What to produce: Give back all the data exactly, line by line.

Rows from a dataset:
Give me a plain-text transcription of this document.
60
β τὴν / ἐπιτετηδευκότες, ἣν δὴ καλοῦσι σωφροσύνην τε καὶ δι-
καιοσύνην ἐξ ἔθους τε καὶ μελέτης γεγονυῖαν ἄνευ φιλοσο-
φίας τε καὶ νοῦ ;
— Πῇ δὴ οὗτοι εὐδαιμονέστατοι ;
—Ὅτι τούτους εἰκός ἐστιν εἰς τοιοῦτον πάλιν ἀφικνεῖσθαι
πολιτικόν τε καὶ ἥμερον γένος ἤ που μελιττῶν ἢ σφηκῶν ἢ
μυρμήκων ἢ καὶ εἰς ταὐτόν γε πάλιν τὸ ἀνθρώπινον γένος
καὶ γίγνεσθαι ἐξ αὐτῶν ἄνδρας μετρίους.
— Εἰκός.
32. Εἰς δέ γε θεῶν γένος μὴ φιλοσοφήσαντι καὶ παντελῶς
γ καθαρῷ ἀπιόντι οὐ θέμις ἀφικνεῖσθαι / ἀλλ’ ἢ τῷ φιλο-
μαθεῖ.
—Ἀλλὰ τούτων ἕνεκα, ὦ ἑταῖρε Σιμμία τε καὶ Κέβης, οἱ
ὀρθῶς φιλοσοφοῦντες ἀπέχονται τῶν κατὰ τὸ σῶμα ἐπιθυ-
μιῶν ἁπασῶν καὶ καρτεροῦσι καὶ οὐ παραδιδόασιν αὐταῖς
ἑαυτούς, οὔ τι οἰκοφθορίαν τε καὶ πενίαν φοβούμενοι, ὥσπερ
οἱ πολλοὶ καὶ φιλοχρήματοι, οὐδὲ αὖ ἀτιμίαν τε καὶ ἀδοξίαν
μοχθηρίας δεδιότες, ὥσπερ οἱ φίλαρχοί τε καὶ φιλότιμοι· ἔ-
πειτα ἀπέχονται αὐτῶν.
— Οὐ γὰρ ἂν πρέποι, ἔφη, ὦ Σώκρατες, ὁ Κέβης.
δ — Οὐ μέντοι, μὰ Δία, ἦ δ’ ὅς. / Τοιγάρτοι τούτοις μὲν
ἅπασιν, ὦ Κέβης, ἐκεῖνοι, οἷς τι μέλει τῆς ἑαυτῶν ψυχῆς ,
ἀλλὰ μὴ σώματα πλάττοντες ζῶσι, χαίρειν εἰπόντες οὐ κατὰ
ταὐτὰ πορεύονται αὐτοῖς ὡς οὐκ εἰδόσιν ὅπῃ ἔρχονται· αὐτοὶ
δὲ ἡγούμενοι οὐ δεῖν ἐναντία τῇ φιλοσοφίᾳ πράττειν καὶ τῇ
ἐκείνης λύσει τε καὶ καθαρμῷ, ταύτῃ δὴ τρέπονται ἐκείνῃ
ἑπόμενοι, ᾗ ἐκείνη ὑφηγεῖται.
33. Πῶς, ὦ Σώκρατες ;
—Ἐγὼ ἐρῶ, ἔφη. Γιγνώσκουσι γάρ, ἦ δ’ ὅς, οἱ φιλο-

Result:
Give me a plain-text transcription of this document.
60
β τὴν / ἐπιτετηδευκότες, ἣν δὴ καλοῦσι σωφροσύνην τε καὶ δι-
καιοσύνην ἐξ ἔθους τε καὶ μελέτης γεγονυῖαν ἄνευ φιλοσο-
φίας τε καὶ νοῦ ;
— Πῇ δὴ οὗτοι εὐδαιμονέστατοι ;
—Ὅτι τούτους εἰκός ἐστιν εἰς τοιοῦτον πάλιν ἀφικνεῖσθαι
πολιτικόν τε καὶ ἥμερον γένος ἤ που μελιττῶν ἢ σφηκῶν ἢ
μυρμήκων ἢ καὶ εἰς ταὐτόν γε πάλιν τὸ ἀνθρώπινον γένος
καὶ γίγνεσθαι ἐξ αὐτῶν ἄνδρας μετρίους.
— Εἰκός.
32. Εἰς δέ γε θεῶν γένος μὴ φιλοσοφήσαντι καὶ παντελῶς
γ καθαρῷ ἀπιόντι οὐ θέμις ἀφικνεῖσθαι / ἀλλ’ ἢ τῷ φιλο-
μαθεῖ.
—Ἀλλὰ τούτων ἕνεκα, ὦ ἑταῖρε Σιμμία τε καὶ Κέβης, οἱ
ὀρθῶς φιλοσοφοῦντες ἀπέχονται τῶν κατὰ τὸ σῶμα ἐπιθυ-
μιῶν ἁπασῶν καὶ καρτεροῦσι καὶ οὐ παραδιδόασιν αὐταῖς
ἑαυτούς, οὔ τι οἰκοφθορίαν τε καὶ πενίαν φοβούμενοι, ὥσπερ
οἱ πολλοὶ καὶ φιλοχρήματοι, οὐδὲ αὖ ἀτιμίαν τε καὶ ἀδοξίαν
μοχθηρίας δεδιότες, ὥσπερ οἱ φίλαρχοί τε καὶ φιλότιμοι· ἔ-
πειτα ἀπέχονται αὐτῶν.
— Οὐ γὰρ ἂν πρέποι, ἔφη, ὦ Σώκρατες, ὁ Κέβης.
δ — Οὐ μέντοι, μὰ Δία, ἦ δ’ ὅς. / Τοιγάρτοι τούτοις μὲν
ἅπασιν, ὦ Κέβης, ἐκεῖνοι, οἷς τι μέλει τῆς ἑαυτῶν ψυχῆς ,
ἀλλὰ μὴ σώματα πλάττοντες ζῶσι, χαίρειν εἰπόντες οὐ κατὰ
ταὐτὰ πορεύονται αὐτοῖς ὡς οὐκ εἰδόσιν ὅπῃ ἔρχονται· αὐτοὶ
δὲ ἡγούμενοι οὐ δεῖν ἐναντία τῇ φιλοσοφίᾳ πράττειν καὶ τῇ
ἐκείνης λύσει τε καὶ καθαρμῷ, ταύτῃ δὴ τρέπονται ἐκείνῃ
ἑπόμενοι, ᾗ ἐκείνη ὑφηγεῖται.
33. Πῶς, ὦ Σώκρατες ;
—Ἐγὼ ἐρῶ, ἔφη. Γιγνώσκουσι γάρ, ἦ δ’ ὅς, οἱ φιλο-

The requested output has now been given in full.